## THE REQUEST
Carry none of the pictures over; set down the material below exactly.

## EXERCISE INPUT
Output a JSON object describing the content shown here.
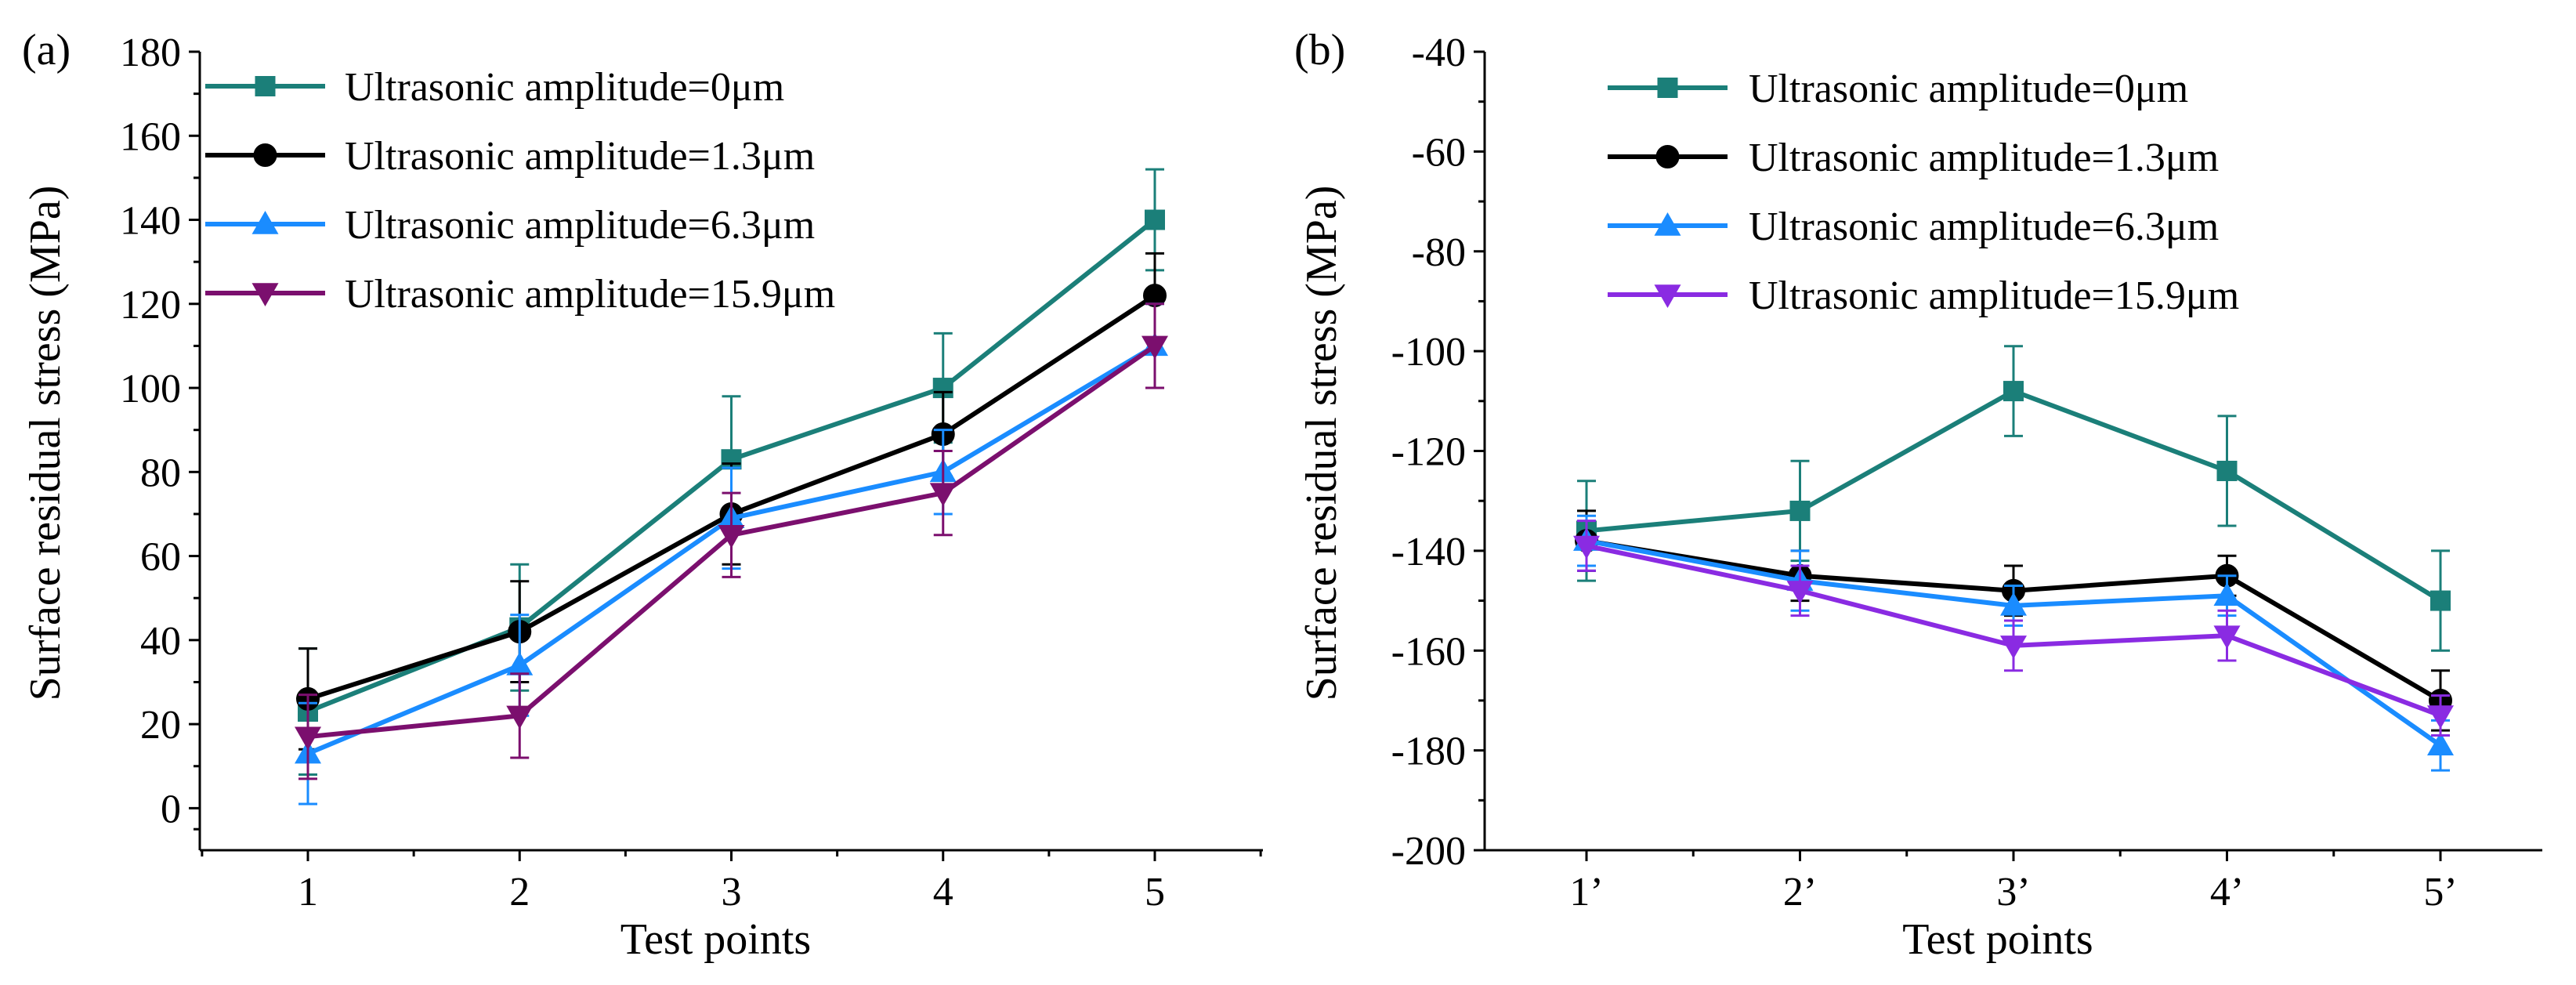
{
  "chart_data": [
    {
      "type": "line",
      "panel_label": "(a)",
      "categories": [
        "1",
        "2",
        "3",
        "4",
        "5"
      ],
      "xlabel": "Test points",
      "ylabel": "Surface residual stress (MPa)",
      "ylim": [
        -10,
        180
      ],
      "yticks": [
        "0",
        "20",
        "40",
        "60",
        "80",
        "100",
        "120",
        "140",
        "160",
        "180"
      ],
      "ytick_values": [
        0,
        20,
        40,
        60,
        80,
        100,
        120,
        140,
        160,
        180
      ],
      "legend_position": "top-left",
      "series": [
        {
          "name": "Ultrasonic amplitude=0μm",
          "color": "#1b7f79",
          "marker": "square",
          "values": [
            23,
            43,
            83,
            100,
            140
          ],
          "errors": [
            15,
            15,
            15,
            13,
            12
          ]
        },
        {
          "name": "Ultrasonic amplitude=1.3μm",
          "color": "#000000",
          "marker": "circle",
          "values": [
            26,
            42,
            70,
            89,
            122
          ],
          "errors": [
            12,
            12,
            12,
            10,
            10
          ]
        },
        {
          "name": "Ultrasonic amplitude=6.3μm",
          "color": "#1a8cff",
          "marker": "triangle-up",
          "values": [
            13,
            34,
            69,
            80,
            110
          ],
          "errors": [
            12,
            12,
            12,
            10,
            10
          ]
        },
        {
          "name": "Ultrasonic amplitude=15.9μm",
          "color": "#7b0f6e",
          "marker": "triangle-down",
          "values": [
            17,
            22,
            65,
            75,
            110
          ],
          "errors": [
            10,
            10,
            10,
            10,
            10
          ]
        }
      ]
    },
    {
      "type": "line",
      "panel_label": "(b)",
      "categories": [
        "1’",
        "2’",
        "3’",
        "4’",
        "5’"
      ],
      "xlabel": "Test points",
      "ylabel": "Surface residual stress (MPa)",
      "ylim": [
        -200,
        -40
      ],
      "yticks": [
        "-40",
        "-60",
        "-80",
        "-100",
        "-120",
        "-140",
        "-160",
        "-180",
        "-200"
      ],
      "ytick_values": [
        -40,
        -60,
        -80,
        -100,
        -120,
        -140,
        -160,
        -180,
        -200
      ],
      "legend_position": "top-center",
      "series": [
        {
          "name": "Ultrasonic amplitude=0μm",
          "color": "#1b7f79",
          "marker": "square",
          "values": [
            -136,
            -132,
            -108,
            -124,
            -150
          ],
          "errors": [
            10,
            10,
            9,
            11,
            10
          ]
        },
        {
          "name": "Ultrasonic amplitude=1.3μm",
          "color": "#000000",
          "marker": "circle",
          "values": [
            -138,
            -145,
            -148,
            -145,
            -170
          ],
          "errors": [
            6,
            5,
            5,
            4,
            6
          ]
        },
        {
          "name": "Ultrasonic amplitude=6.3μm",
          "color": "#1a8cff",
          "marker": "triangle-up",
          "values": [
            -138,
            -146,
            -151,
            -149,
            -179
          ],
          "errors": [
            5,
            6,
            4,
            4,
            5
          ]
        },
        {
          "name": "Ultrasonic amplitude=15.9μm",
          "color": "#8a2be2",
          "marker": "triangle-down",
          "values": [
            -139,
            -148,
            -159,
            -157,
            -173
          ],
          "errors": [
            5,
            5,
            5,
            5,
            4
          ]
        }
      ]
    }
  ]
}
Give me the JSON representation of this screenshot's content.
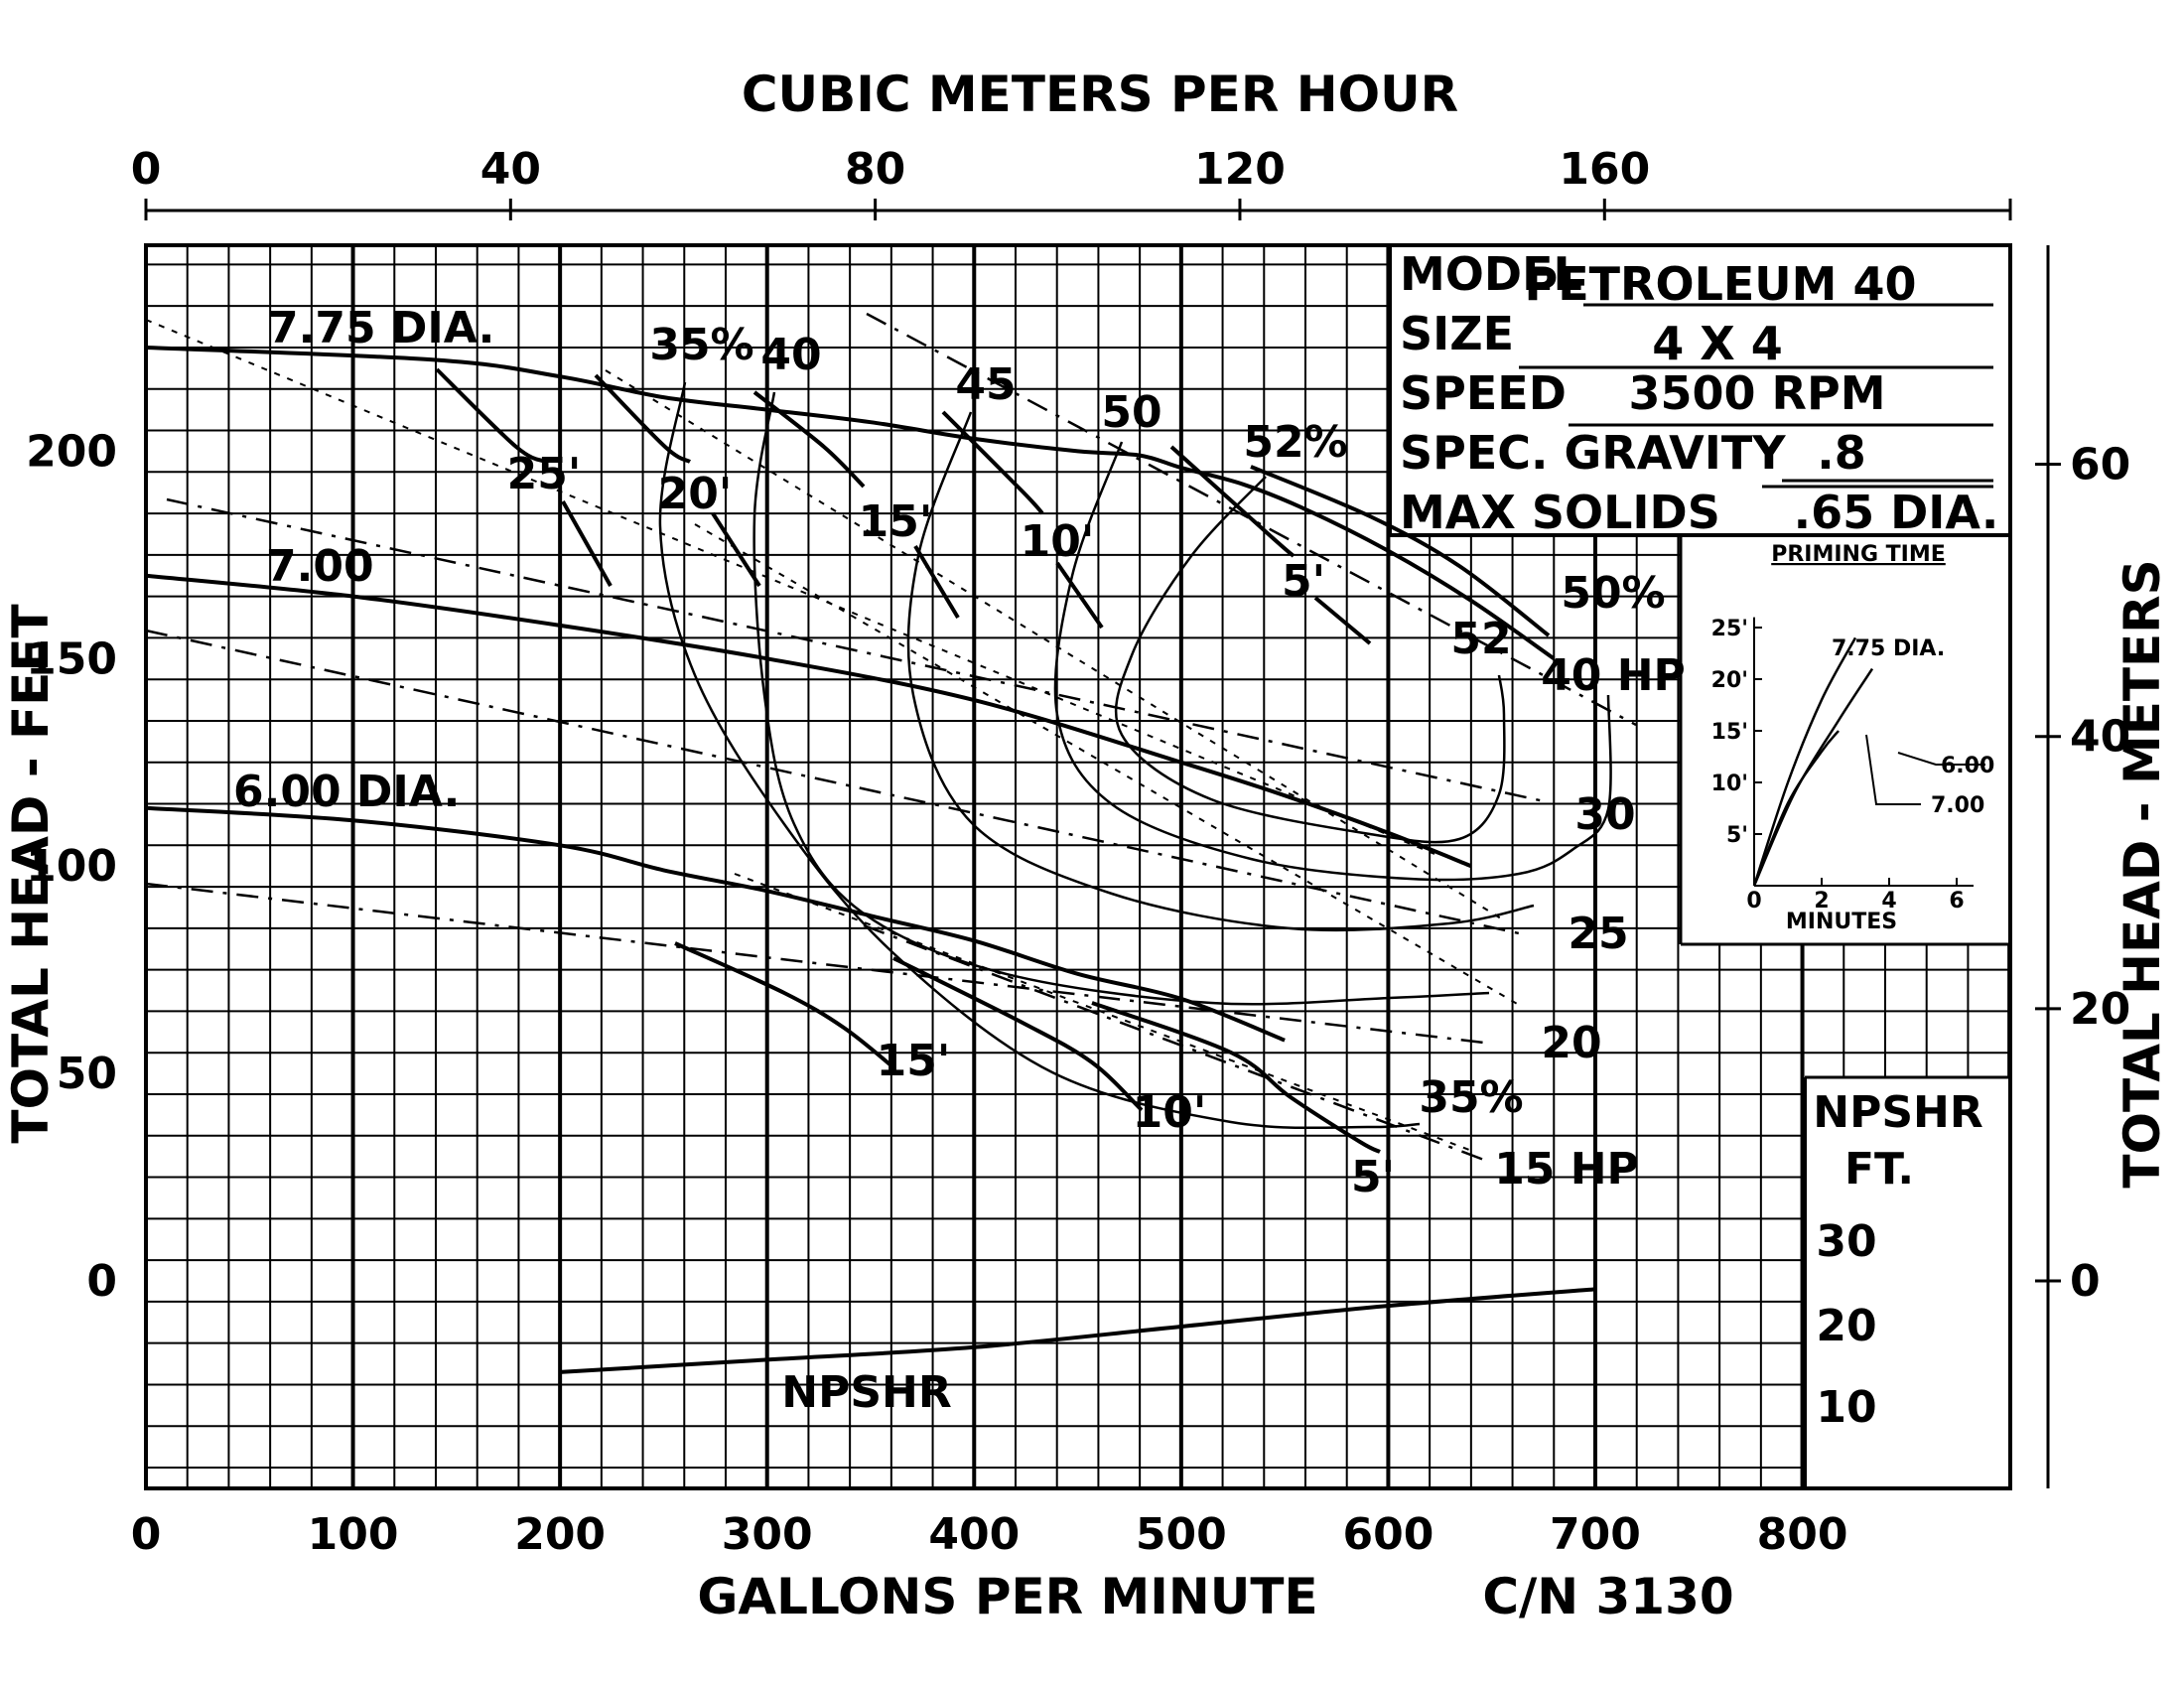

## ANSWER TO THIS EXERCISE
Output a JSON object describing the content shown here.
{
  "chart_data": [
    {
      "type": "line",
      "panel_label": "(a)",
      "categories": [
        "1",
        "2",
        "3",
        "4",
        "5"
      ],
      "xlabel": "Test points",
      "ylabel": "Surface residual stress (MPa)",
      "ylim": [
        -10,
        180
      ],
      "yticks": [
        "0",
        "20",
        "40",
        "60",
        "80",
        "100",
        "120",
        "140",
        "160",
        "180"
      ],
      "ytick_values": [
        0,
        20,
        40,
        60,
        80,
        100,
        120,
        140,
        160,
        180
      ],
      "legend_position": "top-left",
      "series": [
        {
          "name": "Ultrasonic amplitude=0μm",
          "color": "#1b7f79",
          "marker": "square",
          "values": [
            23,
            43,
            83,
            100,
            140
          ],
          "errors": [
            15,
            15,
            15,
            13,
            12
          ]
        },
        {
          "name": "Ultrasonic amplitude=1.3μm",
          "color": "#000000",
          "marker": "circle",
          "values": [
            26,
            42,
            70,
            89,
            122
          ],
          "errors": [
            12,
            12,
            12,
            10,
            10
          ]
        },
        {
          "name": "Ultrasonic amplitude=6.3μm",
          "color": "#1a8cff",
          "marker": "triangle-up",
          "values": [
            13,
            34,
            69,
            80,
            110
          ],
          "errors": [
            12,
            12,
            12,
            10,
            10
          ]
        },
        {
          "name": "Ultrasonic amplitude=15.9μm",
          "color": "#7b0f6e",
          "marker": "triangle-down",
          "values": [
            17,
            22,
            65,
            75,
            110
          ],
          "errors": [
            10,
            10,
            10,
            10,
            10
          ]
        }
      ]
    },
    {
      "type": "line",
      "panel_label": "(b)",
      "categories": [
        "1’",
        "2’",
        "3’",
        "4’",
        "5’"
      ],
      "xlabel": "Test points",
      "ylabel": "Surface residual stress (MPa)",
      "ylim": [
        -200,
        -40
      ],
      "yticks": [
        "-40",
        "-60",
        "-80",
        "-100",
        "-120",
        "-140",
        "-160",
        "-180",
        "-200"
      ],
      "ytick_values": [
        -40,
        -60,
        -80,
        -100,
        -120,
        -140,
        -160,
        -180,
        -200
      ],
      "legend_position": "top-center",
      "series": [
        {
          "name": "Ultrasonic amplitude=0μm",
          "color": "#1b7f79",
          "marker": "square",
          "values": [
            -136,
            -132,
            -108,
            -124,
            -150
          ],
          "errors": [
            10,
            10,
            9,
            11,
            10
          ]
        },
        {
          "name": "Ultrasonic amplitude=1.3μm",
          "color": "#000000",
          "marker": "circle",
          "values": [
            -138,
            -145,
            -148,
            -145,
            -170
          ],
          "errors": [
            6,
            5,
            5,
            4,
            6
          ]
        },
        {
          "name": "Ultrasonic amplitude=6.3μm",
          "color": "#1a8cff",
          "marker": "triangle-up",
          "values": [
            -138,
            -146,
            -151,
            -149,
            -179
          ],
          "errors": [
            5,
            6,
            4,
            4,
            5
          ]
        },
        {
          "name": "Ultrasonic amplitude=15.9μm",
          "color": "#8a2be2",
          "marker": "triangle-down",
          "values": [
            -139,
            -148,
            -159,
            -157,
            -173
          ],
          "errors": [
            5,
            5,
            5,
            5,
            4
          ]
        }
      ]
    }
  ]
}
Give me the JSON representation of this screenshot's content.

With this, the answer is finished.